* **Exercise description**:
Can you transcribe every entry word for word, skipping the images?

[Excerpt from a dataset]
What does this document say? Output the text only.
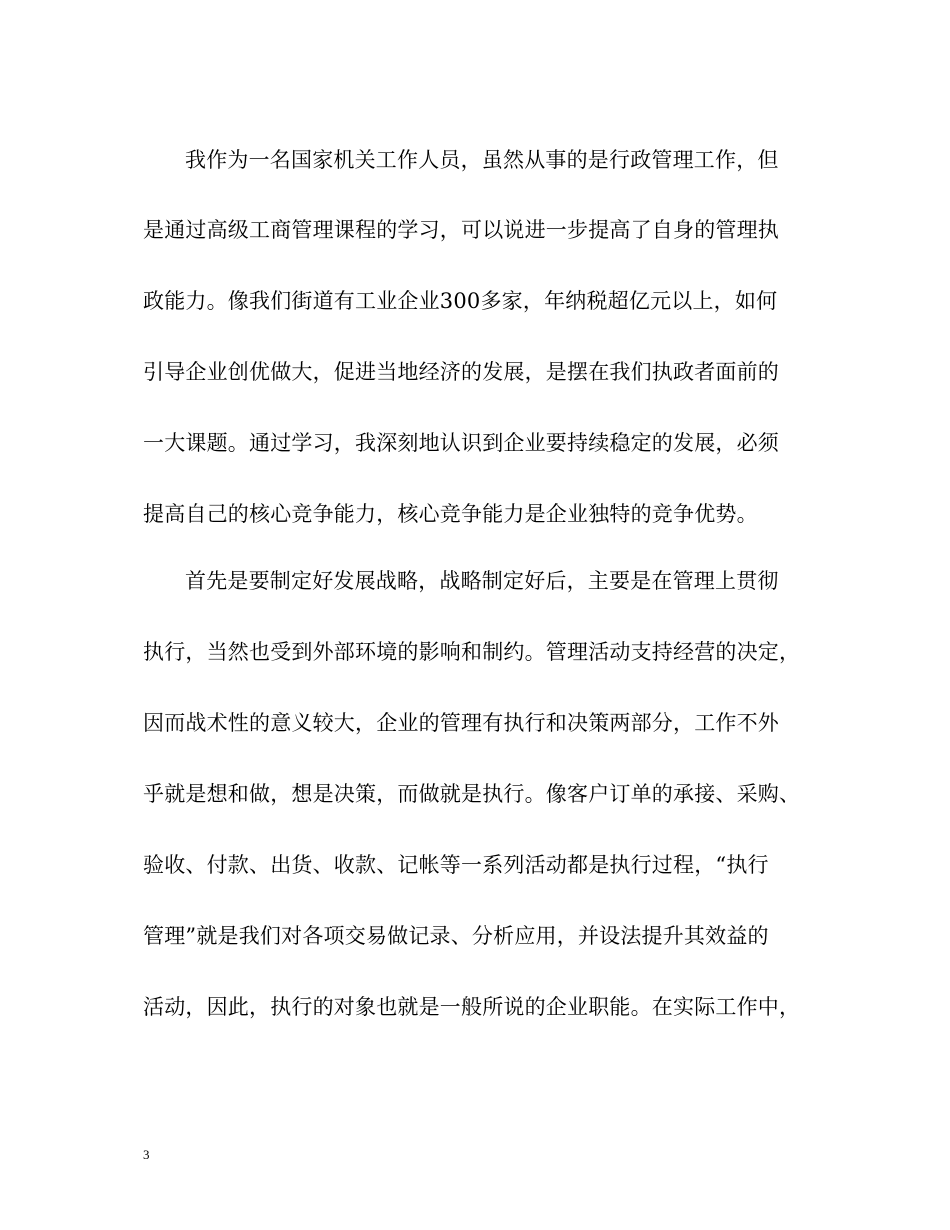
我作为一名国家机关工作人员，虽然从事的是行政管理工作，但
是通过高级工商管理课程的学习，可以说进一步提高了自身的管理执
政能力。像我们街道有工业企业300多家，年纳税超亿元以上，如何
引导企业创优做大，促进当地经济的发展，是摆在我们执政者面前的
一大课题。通过学习，我深刻地认识到企业要持续稳定的发展，必须
提高自己的核心竞争能力，核心竞争能力是企业独特的竞争优势。
首先是要制定好发展战略，战略制定好后，主要是在管理上贯彻
执行，当然也受到外部环境的影响和制约。管理活动支持经营的决定，
因而战术性的意义较大，企业的管理有执行和决策两部分，工作不外
乎就是想和做，想是决策，而做就是执行。像客户订单的承接、采购、
验收、付款、出货、收款、记帐等一系列活动都是执行过程，“执行
管理”就是我们对各项交易做记录、分析应用，并设法提升其效益的
活动，因此，执行的对象也就是一般所说的企业职能。在实际工作中，
3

* **Task answer**:
What does this document say? Output the text only.
我作为一名国家机关工作人员，虽然从事的是行政管理工作，但
是通过高级工商管理课程的学习，可以说进一步提高了自身的管理执
政能力。像我们街道有工业企业300多家，年纳税超亿元以上，如何
引导企业创优做大，促进当地经济的发展，是摆在我们执政者面前的
一大课题。通过学习，我深刻地认识到企业要持续稳定的发展，必须
提高自己的核心竞争能力，核心竞争能力是企业独特的竞争优势。
首先是要制定好发展战略，战略制定好后，主要是在管理上贯彻
执行，当然也受到外部环境的影响和制约。管理活动支持经营的决定，
因而战术性的意义较大，企业的管理有执行和决策两部分，工作不外
乎就是想和做，想是决策，而做就是执行。像客户订单的承接、采购、
验收、付款、出货、收款、记帐等一系列活动都是执行过程，“执行
管理”就是我们对各项交易做记录、分析应用，并设法提升其效益的
活动，因此，执行的对象也就是一般所说的企业职能。在实际工作中，
3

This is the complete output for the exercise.